WRITTEN INSTRUCTION: Print every line of the listing exactly, please.

DATA SHOWN:
## START

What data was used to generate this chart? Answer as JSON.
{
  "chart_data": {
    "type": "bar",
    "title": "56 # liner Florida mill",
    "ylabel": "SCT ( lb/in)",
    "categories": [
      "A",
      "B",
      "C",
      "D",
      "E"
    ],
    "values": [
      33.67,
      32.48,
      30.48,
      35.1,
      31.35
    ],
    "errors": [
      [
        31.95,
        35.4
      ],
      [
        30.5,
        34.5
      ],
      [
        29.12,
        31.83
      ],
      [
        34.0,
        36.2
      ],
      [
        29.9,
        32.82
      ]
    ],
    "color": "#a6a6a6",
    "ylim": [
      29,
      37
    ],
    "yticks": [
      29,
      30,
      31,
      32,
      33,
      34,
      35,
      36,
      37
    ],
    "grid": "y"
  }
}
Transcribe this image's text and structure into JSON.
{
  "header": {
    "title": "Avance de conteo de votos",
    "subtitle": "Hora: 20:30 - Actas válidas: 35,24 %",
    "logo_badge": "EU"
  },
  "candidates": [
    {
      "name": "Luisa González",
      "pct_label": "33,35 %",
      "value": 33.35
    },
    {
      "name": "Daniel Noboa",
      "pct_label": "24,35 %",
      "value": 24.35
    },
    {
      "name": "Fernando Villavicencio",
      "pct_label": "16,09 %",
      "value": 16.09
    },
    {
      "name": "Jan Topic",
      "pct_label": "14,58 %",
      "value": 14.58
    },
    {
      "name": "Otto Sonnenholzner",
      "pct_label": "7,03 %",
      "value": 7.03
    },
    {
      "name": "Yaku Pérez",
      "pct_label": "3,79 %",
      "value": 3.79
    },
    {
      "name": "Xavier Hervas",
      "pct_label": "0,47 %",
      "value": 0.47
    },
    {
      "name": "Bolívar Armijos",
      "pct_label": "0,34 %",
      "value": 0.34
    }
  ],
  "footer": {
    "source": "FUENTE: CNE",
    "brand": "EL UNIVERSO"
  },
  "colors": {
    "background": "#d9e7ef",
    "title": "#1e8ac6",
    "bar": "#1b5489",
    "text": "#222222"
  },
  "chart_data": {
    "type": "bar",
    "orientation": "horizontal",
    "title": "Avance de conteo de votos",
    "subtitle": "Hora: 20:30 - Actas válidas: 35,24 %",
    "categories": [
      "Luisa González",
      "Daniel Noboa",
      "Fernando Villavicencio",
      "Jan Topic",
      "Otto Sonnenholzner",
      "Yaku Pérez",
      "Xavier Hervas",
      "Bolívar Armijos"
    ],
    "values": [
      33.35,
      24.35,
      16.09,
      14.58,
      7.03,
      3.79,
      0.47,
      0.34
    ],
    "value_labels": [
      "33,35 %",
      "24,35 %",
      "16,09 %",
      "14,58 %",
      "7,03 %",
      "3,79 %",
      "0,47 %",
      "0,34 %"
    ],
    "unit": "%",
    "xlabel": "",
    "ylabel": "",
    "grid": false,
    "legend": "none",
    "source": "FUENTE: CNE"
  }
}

## END

FINAL RESULT:
What data was used to generate this chart? Answer as JSON.
{
  "chart_data": {
    "type": "bar",
    "title": "56 # liner Florida mill",
    "ylabel": "SCT ( lb/in)",
    "categories": [
      "A",
      "B",
      "C",
      "D",
      "E"
    ],
    "values": [
      33.67,
      32.48,
      30.48,
      35.1,
      31.35
    ],
    "errors": [
      [
        31.95,
        35.4
      ],
      [
        30.5,
        34.5
      ],
      [
        29.12,
        31.83
      ],
      [
        34.0,
        36.2
      ],
      [
        29.9,
        32.82
      ]
    ],
    "color": "#a6a6a6",
    "ylim": [
      29,
      37
    ],
    "yticks": [
      29,
      30,
      31,
      32,
      33,
      34,
      35,
      36,
      37
    ],
    "grid": "y"
  }
}
Transcribe this image's text and structure into JSON.
{
  "header": {
    "title": "Avance de conteo de votos",
    "subtitle": "Hora: 20:30 - Actas válidas: 35,24 %",
    "logo_badge": "EU"
  },
  "candidates": [
    {
      "name": "Luisa González",
      "pct_label": "33,35 %",
      "value": 33.35
    },
    {
      "name": "Daniel Noboa",
      "pct_label": "24,35 %",
      "value": 24.35
    },
    {
      "name": "Fernando Villavicencio",
      "pct_label": "16,09 %",
      "value": 16.09
    },
    {
      "name": "Jan Topic",
      "pct_label": "14,58 %",
      "value": 14.58
    },
    {
      "name": "Otto Sonnenholzner",
      "pct_label": "7,03 %",
      "value": 7.03
    },
    {
      "name": "Yaku Pérez",
      "pct_label": "3,79 %",
      "value": 3.79
    },
    {
      "name": "Xavier Hervas",
      "pct_label": "0,47 %",
      "value": 0.47
    },
    {
      "name": "Bolívar Armijos",
      "pct_label": "0,34 %",
      "value": 0.34
    }
  ],
  "footer": {
    "source": "FUENTE: CNE",
    "brand": "EL UNIVERSO"
  },
  "colors": {
    "background": "#d9e7ef",
    "title": "#1e8ac6",
    "bar": "#1b5489",
    "text": "#222222"
  },
  "chart_data": {
    "type": "bar",
    "orientation": "horizontal",
    "title": "Avance de conteo de votos",
    "subtitle": "Hora: 20:30 - Actas válidas: 35,24 %",
    "categories": [
      "Luisa González",
      "Daniel Noboa",
      "Fernando Villavicencio",
      "Jan Topic",
      "Otto Sonnenholzner",
      "Yaku Pérez",
      "Xavier Hervas",
      "Bolívar Armijos"
    ],
    "values": [
      33.35,
      24.35,
      16.09,
      14.58,
      7.03,
      3.79,
      0.47,
      0.34
    ],
    "value_labels": [
      "33,35 %",
      "24,35 %",
      "16,09 %",
      "14,58 %",
      "7,03 %",
      "3,79 %",
      "0,47 %",
      "0,34 %"
    ],
    "unit": "%",
    "xlabel": "",
    "ylabel": "",
    "grid": false,
    "legend": "none",
    "source": "FUENTE: CNE"
  }
}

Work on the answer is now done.